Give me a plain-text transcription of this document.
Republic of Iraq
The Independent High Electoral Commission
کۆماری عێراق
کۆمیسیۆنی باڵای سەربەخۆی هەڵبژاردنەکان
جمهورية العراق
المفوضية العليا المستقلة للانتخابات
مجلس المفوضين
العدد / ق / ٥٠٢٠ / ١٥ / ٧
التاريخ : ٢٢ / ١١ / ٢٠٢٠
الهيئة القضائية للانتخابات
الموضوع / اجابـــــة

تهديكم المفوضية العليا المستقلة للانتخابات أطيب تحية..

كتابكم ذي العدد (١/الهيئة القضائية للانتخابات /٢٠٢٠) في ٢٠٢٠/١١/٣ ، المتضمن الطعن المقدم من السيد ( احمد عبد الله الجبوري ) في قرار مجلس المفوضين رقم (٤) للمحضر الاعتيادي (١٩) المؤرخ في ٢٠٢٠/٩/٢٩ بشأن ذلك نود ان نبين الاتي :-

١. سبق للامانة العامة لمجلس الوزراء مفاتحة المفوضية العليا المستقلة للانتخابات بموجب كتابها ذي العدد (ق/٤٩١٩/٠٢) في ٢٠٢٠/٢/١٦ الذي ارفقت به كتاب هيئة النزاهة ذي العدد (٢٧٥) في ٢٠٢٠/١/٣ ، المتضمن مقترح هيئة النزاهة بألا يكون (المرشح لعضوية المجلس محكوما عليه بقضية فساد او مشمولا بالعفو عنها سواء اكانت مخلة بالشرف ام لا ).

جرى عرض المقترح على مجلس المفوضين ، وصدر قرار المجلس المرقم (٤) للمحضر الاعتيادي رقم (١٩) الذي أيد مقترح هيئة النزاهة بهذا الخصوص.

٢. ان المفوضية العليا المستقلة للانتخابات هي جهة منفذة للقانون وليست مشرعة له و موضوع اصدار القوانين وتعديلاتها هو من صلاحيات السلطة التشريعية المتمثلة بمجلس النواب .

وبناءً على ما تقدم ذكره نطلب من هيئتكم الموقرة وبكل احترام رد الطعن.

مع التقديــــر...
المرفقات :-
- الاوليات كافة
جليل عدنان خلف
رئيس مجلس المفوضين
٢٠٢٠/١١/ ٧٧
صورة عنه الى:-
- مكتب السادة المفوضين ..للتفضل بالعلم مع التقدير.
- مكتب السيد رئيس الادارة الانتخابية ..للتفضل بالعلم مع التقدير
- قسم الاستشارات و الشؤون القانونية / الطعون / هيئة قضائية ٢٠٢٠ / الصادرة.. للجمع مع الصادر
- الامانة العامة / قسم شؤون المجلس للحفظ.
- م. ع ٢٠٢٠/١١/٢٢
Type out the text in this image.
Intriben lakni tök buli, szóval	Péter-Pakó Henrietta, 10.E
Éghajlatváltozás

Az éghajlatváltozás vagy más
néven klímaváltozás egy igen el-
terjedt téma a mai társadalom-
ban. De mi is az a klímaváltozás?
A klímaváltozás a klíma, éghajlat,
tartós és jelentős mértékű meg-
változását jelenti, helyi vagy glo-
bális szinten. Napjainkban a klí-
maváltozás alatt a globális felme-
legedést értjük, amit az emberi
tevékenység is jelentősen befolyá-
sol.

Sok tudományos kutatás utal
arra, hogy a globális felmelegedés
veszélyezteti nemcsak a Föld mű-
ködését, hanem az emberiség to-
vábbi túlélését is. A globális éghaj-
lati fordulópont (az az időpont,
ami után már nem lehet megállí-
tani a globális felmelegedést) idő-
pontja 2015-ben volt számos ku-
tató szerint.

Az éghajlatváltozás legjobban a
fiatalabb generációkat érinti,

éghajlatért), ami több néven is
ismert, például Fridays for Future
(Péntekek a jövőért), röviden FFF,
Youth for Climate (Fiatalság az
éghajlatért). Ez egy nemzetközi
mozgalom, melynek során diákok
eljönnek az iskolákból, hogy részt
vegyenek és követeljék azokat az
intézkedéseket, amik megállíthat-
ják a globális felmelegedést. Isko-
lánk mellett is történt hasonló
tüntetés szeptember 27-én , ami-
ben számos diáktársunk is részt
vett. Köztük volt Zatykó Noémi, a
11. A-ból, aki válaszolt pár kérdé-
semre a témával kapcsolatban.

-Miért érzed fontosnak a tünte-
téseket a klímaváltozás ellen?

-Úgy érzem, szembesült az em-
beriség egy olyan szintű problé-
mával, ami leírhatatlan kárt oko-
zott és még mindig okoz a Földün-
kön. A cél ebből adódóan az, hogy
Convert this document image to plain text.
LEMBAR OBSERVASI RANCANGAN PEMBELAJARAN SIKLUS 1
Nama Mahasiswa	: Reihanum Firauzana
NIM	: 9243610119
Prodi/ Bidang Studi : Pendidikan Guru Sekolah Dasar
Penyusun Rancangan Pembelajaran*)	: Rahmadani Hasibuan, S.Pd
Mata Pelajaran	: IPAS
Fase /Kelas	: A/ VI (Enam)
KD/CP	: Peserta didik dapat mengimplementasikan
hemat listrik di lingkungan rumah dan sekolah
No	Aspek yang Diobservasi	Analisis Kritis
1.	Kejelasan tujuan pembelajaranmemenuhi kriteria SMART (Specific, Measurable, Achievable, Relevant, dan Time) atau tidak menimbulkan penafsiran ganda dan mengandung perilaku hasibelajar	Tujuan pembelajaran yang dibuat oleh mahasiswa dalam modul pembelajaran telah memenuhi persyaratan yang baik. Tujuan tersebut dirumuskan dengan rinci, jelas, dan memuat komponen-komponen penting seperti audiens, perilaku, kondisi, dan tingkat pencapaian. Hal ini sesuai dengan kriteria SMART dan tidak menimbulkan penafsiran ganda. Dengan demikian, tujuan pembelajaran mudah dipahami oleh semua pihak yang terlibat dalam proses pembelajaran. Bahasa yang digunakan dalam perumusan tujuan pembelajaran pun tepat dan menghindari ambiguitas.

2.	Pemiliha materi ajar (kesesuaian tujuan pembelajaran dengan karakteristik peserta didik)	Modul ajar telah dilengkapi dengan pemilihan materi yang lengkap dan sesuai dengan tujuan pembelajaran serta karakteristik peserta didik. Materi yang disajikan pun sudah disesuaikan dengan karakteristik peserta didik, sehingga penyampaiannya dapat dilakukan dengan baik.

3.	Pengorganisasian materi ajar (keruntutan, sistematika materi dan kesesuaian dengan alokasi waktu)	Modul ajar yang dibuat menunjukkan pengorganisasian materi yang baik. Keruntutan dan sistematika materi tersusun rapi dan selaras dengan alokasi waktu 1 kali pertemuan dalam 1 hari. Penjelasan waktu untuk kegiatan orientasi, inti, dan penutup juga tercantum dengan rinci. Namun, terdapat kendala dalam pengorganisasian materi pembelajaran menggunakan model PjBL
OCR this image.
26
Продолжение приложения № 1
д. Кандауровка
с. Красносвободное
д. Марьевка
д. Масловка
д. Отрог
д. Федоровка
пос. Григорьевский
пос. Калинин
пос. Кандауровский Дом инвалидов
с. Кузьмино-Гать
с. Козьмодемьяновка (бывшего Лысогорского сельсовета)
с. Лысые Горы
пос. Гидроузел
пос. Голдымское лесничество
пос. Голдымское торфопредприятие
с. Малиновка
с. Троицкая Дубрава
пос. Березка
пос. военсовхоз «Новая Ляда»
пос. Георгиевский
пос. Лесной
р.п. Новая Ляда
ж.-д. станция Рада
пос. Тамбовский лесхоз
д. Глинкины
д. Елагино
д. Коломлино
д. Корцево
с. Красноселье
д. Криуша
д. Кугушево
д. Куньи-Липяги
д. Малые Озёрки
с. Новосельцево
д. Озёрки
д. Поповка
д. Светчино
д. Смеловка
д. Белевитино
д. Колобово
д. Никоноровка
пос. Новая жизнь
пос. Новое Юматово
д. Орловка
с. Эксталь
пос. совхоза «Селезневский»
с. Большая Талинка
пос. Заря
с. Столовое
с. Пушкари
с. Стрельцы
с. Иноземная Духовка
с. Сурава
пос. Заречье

- [YOUR TASK]: Reproduce only the lines between the line containing "OCR this image." and the last line of the records, those two lines included, exactly.

- [TASK RESULT]:
OCR this image.
26
Продолжение приложения № 1
д. Кандауровка
с. Красносвободное
д. Марьевка
д. Масловка
д. Отрог
д. Федоровка
пос. Григорьевский
пос. Калинин
пос. Кандауровский Дом инвалидов
с. Кузьмино-Гать
с. Козьмодемьяновка (бывшего Лысогорского сельсовета)
с. Лысые Горы
пос. Гидроузел
пос. Голдымское лесничество
пос. Голдымское торфопредприятие
с. Малиновка
с. Троицкая Дубрава
пос. Березка
пос. военсовхоз «Новая Ляда»
пос. Георгиевский
пос. Лесной
р.п. Новая Ляда
ж.-д. станция Рада
пос. Тамбовский лесхоз
д. Глинкины
д. Елагино
д. Коломлино
д. Корцево
с. Красноселье
д. Криуша
д. Кугушево
д. Куньи-Липяги
д. Малые Озёрки
с. Новосельцево
д. Озёрки
д. Поповка
д. Светчино
д. Смеловка
д. Белевитино
д. Колобово
д. Никоноровка
пос. Новая жизнь
пос. Новое Юматово
д. Орловка
с. Эксталь
пос. совхоза «Селезневский»
с. Большая Талинка
пос. Заря
с. Столовое
с. Пушкари
с. Стрельцы
с. Иноземная Духовка
с. Сурава
пос. Заречье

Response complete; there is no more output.